TASK DETAILS -> Say how many lines hold the string "more"; please write nothing but the number.

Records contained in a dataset
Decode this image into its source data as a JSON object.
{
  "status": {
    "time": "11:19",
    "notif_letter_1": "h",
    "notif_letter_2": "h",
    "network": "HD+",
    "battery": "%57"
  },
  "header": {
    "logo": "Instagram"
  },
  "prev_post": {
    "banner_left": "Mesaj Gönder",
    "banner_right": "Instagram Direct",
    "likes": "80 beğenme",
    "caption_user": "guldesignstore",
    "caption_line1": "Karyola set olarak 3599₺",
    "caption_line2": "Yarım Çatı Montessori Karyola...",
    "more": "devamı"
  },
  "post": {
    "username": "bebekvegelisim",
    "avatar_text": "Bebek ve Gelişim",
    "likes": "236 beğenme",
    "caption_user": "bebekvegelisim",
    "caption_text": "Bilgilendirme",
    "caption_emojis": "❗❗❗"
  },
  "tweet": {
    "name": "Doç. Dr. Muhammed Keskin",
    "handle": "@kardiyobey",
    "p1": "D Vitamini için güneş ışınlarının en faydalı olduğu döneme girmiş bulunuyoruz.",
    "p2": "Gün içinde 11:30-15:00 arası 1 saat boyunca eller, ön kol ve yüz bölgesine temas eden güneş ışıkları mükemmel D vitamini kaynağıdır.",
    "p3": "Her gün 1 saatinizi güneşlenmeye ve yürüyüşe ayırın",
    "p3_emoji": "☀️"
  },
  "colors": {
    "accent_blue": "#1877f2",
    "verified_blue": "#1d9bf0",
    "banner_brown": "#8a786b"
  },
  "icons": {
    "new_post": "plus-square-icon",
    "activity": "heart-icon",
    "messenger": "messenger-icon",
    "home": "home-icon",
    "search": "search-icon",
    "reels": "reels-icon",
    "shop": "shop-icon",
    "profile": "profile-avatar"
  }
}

--

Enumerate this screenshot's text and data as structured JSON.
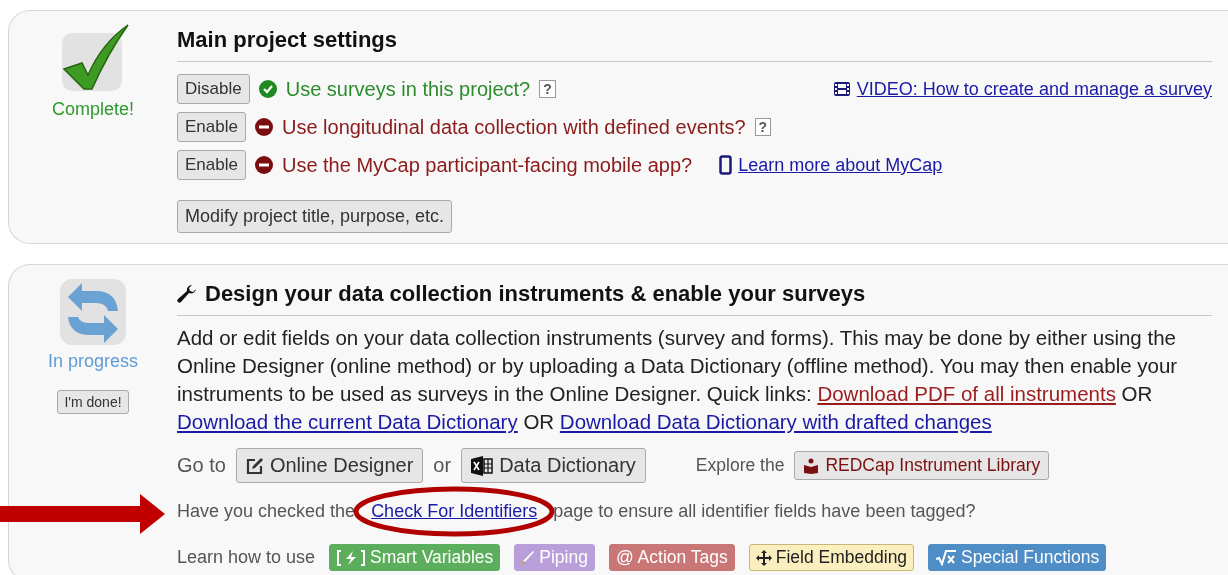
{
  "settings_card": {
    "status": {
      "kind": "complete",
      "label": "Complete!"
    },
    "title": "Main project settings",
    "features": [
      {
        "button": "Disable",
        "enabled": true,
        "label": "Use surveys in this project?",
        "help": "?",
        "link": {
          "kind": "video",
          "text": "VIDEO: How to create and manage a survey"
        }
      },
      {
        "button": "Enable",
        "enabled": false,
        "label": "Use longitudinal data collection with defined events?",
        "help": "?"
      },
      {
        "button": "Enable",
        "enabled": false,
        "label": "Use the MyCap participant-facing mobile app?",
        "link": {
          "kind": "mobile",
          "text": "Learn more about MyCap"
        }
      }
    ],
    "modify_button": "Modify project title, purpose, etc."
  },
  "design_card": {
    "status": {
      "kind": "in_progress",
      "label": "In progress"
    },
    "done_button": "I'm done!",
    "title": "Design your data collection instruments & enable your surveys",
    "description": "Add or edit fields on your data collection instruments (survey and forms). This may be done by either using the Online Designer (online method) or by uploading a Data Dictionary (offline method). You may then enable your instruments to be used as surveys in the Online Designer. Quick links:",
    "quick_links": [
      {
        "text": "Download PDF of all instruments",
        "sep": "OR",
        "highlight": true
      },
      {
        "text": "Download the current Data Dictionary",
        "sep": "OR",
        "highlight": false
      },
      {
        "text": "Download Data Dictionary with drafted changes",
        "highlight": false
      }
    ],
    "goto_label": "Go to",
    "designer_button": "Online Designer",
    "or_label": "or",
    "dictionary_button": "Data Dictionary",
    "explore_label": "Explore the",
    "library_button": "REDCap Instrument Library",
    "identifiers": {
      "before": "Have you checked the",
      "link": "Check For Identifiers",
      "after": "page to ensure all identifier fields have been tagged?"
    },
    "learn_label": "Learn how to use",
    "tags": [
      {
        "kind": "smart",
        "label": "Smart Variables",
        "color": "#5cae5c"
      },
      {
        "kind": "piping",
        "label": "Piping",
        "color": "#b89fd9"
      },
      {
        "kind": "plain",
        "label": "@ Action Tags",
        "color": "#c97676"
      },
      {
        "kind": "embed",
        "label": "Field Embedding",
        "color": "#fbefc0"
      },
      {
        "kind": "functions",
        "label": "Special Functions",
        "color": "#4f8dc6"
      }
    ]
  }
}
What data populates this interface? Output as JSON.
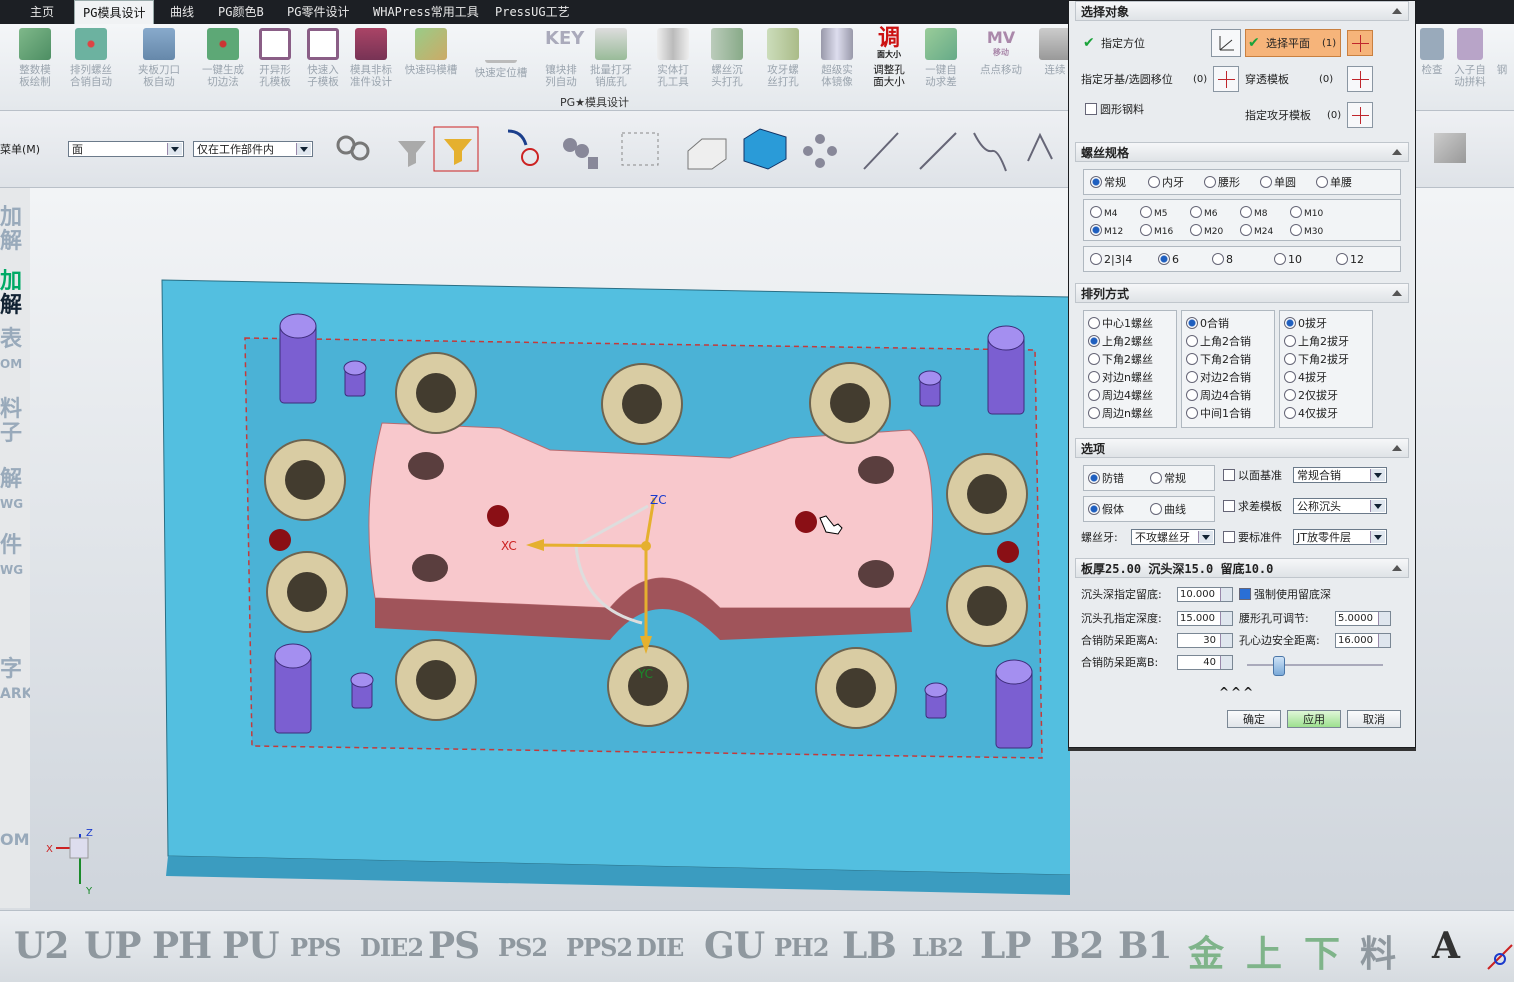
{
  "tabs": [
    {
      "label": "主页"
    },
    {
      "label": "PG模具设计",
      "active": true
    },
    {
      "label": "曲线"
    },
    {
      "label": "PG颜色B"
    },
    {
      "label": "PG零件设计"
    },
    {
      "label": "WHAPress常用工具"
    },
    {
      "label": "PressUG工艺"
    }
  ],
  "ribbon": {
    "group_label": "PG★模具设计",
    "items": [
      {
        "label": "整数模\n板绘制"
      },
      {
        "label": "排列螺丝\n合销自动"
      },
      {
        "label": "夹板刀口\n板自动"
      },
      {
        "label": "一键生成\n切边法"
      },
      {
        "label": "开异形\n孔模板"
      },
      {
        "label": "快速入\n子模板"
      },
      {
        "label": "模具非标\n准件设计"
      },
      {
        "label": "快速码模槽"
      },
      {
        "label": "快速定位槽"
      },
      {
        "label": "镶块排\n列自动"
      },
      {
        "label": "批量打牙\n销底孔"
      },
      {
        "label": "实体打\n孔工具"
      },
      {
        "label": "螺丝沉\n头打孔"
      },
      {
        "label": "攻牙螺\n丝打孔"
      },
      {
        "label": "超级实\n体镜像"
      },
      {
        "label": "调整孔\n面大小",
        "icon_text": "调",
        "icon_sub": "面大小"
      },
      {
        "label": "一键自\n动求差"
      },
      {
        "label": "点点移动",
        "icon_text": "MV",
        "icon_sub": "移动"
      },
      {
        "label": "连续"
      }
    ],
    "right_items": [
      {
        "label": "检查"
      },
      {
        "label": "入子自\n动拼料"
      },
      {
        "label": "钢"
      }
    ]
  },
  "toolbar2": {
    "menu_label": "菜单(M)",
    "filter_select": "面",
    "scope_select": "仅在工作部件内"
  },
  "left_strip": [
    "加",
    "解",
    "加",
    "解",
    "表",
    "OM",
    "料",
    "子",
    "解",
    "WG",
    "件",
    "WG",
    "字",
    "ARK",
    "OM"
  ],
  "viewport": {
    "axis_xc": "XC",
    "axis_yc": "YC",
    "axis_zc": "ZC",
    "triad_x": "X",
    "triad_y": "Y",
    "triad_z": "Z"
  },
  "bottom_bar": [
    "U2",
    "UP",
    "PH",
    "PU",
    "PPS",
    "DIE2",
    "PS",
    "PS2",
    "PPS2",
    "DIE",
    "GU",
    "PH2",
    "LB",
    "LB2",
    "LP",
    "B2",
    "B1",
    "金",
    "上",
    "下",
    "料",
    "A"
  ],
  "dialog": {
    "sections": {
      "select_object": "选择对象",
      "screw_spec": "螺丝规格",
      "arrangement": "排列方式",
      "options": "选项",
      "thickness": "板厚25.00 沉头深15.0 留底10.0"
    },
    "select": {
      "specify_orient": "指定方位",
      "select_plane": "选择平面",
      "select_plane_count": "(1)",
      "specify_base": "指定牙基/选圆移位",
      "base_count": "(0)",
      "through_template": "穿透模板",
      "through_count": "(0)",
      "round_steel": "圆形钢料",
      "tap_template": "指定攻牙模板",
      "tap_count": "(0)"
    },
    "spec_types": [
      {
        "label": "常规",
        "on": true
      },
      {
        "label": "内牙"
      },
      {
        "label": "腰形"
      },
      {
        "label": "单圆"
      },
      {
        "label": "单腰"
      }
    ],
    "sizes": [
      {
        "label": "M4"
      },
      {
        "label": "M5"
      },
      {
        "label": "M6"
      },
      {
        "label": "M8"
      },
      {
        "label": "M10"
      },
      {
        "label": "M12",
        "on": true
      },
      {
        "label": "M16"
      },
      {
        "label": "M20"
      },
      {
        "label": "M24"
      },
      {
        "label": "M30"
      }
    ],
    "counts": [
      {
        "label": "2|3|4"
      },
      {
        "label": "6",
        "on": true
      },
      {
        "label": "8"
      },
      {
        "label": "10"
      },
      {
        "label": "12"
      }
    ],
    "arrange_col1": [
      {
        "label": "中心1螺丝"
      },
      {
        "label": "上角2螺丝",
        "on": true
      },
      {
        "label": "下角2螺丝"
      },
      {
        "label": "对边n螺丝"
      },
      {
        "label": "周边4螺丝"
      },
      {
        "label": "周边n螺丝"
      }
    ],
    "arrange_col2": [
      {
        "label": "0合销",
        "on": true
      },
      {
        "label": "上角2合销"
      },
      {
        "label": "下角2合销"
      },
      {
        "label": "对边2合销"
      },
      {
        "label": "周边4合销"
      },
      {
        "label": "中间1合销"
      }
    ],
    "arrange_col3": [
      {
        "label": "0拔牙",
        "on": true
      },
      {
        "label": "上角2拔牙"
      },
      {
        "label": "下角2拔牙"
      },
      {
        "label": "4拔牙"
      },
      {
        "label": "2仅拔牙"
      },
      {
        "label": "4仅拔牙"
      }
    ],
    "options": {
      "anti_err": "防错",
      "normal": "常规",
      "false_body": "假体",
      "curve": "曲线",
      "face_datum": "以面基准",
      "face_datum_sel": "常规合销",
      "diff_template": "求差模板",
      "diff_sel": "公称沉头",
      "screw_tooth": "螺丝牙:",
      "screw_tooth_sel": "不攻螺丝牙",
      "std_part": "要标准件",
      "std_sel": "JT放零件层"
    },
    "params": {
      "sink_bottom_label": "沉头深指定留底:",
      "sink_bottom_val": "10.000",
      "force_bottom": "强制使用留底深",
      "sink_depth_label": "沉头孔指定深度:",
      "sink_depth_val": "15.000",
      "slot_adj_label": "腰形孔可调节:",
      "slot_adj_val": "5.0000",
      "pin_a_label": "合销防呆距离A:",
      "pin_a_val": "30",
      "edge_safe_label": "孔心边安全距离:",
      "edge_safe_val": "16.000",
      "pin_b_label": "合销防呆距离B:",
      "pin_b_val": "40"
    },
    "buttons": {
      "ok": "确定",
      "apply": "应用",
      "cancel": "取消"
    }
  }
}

SOLVED EXERCISE -> 2